▸ WHAT YOU HAVE TO DO
Restate the whole of the material. Keep every word, and drop the pictures.

▸ Extracted records
━━━━━━━━━━━━━━━━
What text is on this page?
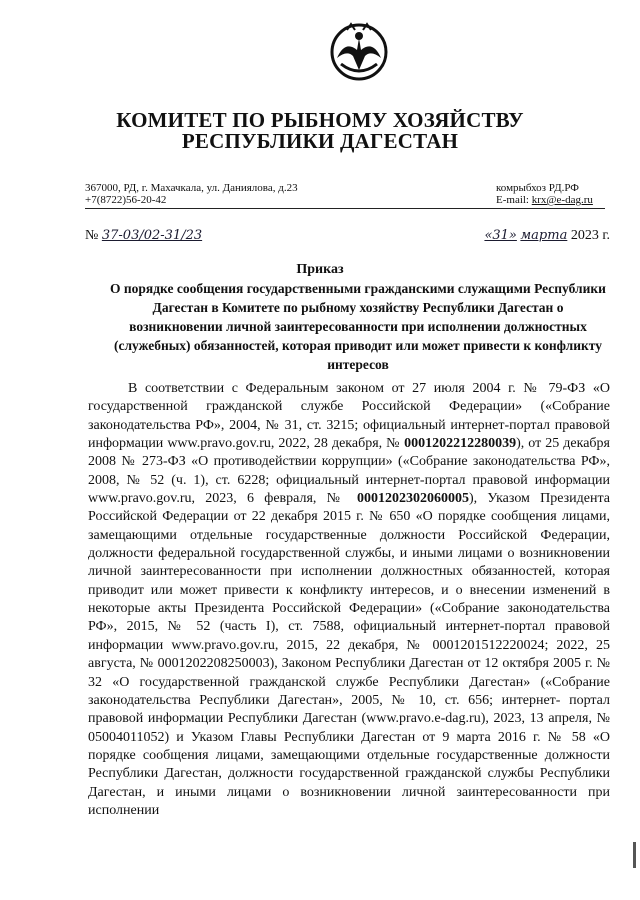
КОМИТЕТ ПО РЫБНОМУ ХОЗЯЙСТВУ
РЕСПУБЛИКИ ДАГЕСТАН
367000, РД, г. Махачкала, ул. Даниялова, д.23
+7(8722)56-20-42
комрыбхоз РД.РФ
E-mail: krx@e-dag.ru
№ 37-03/02-31/23	«31» марта 2023 г.
Приказ

О порядке сообщения государственными гражданскими служащими Республики Дагестан в Комитете по рыбному хозяйству Республики Дагестан о возникновении личной заинтересованности при исполнении должностных (служебных) обязанностей, которая приводит или может привести к конфликту интересов

В соответствии с Федеральным законом от 27 июля 2004 г. № 79-ФЗ «О государственной гражданской службе Российской Федерации» («Собрание законодательства РФ», 2004, № 31, ст. 3215; официальный интернет-портал правовой информации www.pravo.gov.ru, 2022, 28 декабря, № 0001202212280039), от 25 декабря 2008 № 273-ФЗ «О противодействии коррупции» («Собрание законодательства РФ», 2008, № 52 (ч. 1), ст. 6228; официальный интернет-портал правовой информации www.pravo.gov.ru, 2023, 6 февраля, № 0001202302060005), Указом Президента Российской Федерации от 22 декабря 2015 г. № 650 «О порядке сообщения лицами, замещающими отдельные государственные должности Российской Федерации, должности федеральной государственной службы, и иными лицами о возникновении личной заинтересованности при исполнении должностных обязанностей, которая приводит или может привести к конфликту интересов, и о внесении изменений в некоторые акты Президента Российской Федерации» («Собрание законодательства РФ», 2015, № 52 (часть I), ст. 7588, официальный интернет-портал правовой информации www.pravo.gov.ru, 2015, 22 декабря, № 0001201512220024; 2022, 25 августа, № 0001202208250003), Законом Республики Дагестан от 12 октября 2005 г. № 32 «О государственной гражданской службе Республики Дагестан» («Собрание законодательства Республики Дагестан», 2005, № 10, ст. 656; интернет- портал правовой информации Республики Дагестан (www.pravo.e-dag.ru), 2023, 13 апреля, № 05004011052) и Указом Главы Республики Дагестан от 9 марта 2016 г. № 58 «О порядке сообщения лицами, замещающими отдельные государственные должности Республики Дагестан, должности государственной гражданской службы Республики Дагестан, и иными лицами о возникновении личной заинтересованности при исполнении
━━━━━━━━━━━━━━━━
▸ COMPLETE ANSWER
What text is on this page?
КОМИТЕТ ПО РЫБНОМУ ХОЗЯЙСТВУ
РЕСПУБЛИКИ ДАГЕСТАН
367000, РД, г. Махачкала, ул. Даниялова, д.23
+7(8722)56-20-42
комрыбхоз РД.РФ
E-mail: krx@e-dag.ru
№ 37-03/02-31/23	«31» марта 2023 г.
Приказ

О порядке сообщения государственными гражданскими служащими Республики Дагестан в Комитете по рыбному хозяйству Республики Дагестан о возникновении личной заинтересованности при исполнении должностных (служебных) обязанностей, которая приводит или может привести к конфликту интересов

В соответствии с Федеральным законом от 27 июля 2004 г. № 79-ФЗ «О государственной гражданской службе Российской Федерации» («Собрание законодательства РФ», 2004, № 31, ст. 3215; официальный интернет-портал правовой информации www.pravo.gov.ru, 2022, 28 декабря, № 0001202212280039), от 25 декабря 2008 № 273-ФЗ «О противодействии коррупции» («Собрание законодательства РФ», 2008, № 52 (ч. 1), ст. 6228; официальный интернет-портал правовой информации www.pravo.gov.ru, 2023, 6 февраля, № 0001202302060005), Указом Президента Российской Федерации от 22 декабря 2015 г. № 650 «О порядке сообщения лицами, замещающими отдельные государственные должности Российской Федерации, должности федеральной государственной службы, и иными лицами о возникновении личной заинтересованности при исполнении должностных обязанностей, которая приводит или может привести к конфликту интересов, и о внесении изменений в некоторые акты Президента Российской Федерации» («Собрание законодательства РФ», 2015, № 52 (часть I), ст. 7588, официальный интернет-портал правовой информации www.pravo.gov.ru, 2015, 22 декабря, № 0001201512220024; 2022, 25 августа, № 0001202208250003), Законом Республики Дагестан от 12 октября 2005 г. № 32 «О государственной гражданской службе Республики Дагестан» («Собрание законодательства Республики Дагестан», 2005, № 10, ст. 656; интернет- портал правовой информации Республики Дагестан (www.pravo.e-dag.ru), 2023, 13 апреля, № 05004011052) и Указом Главы Республики Дагестан от 9 марта 2016 г. № 58 «О порядке сообщения лицами, замещающими отдельные государственные должности Республики Дагестан, должности государственной гражданской службы Республики Дагестан, и иными лицами о возникновении личной заинтересованности при исполнении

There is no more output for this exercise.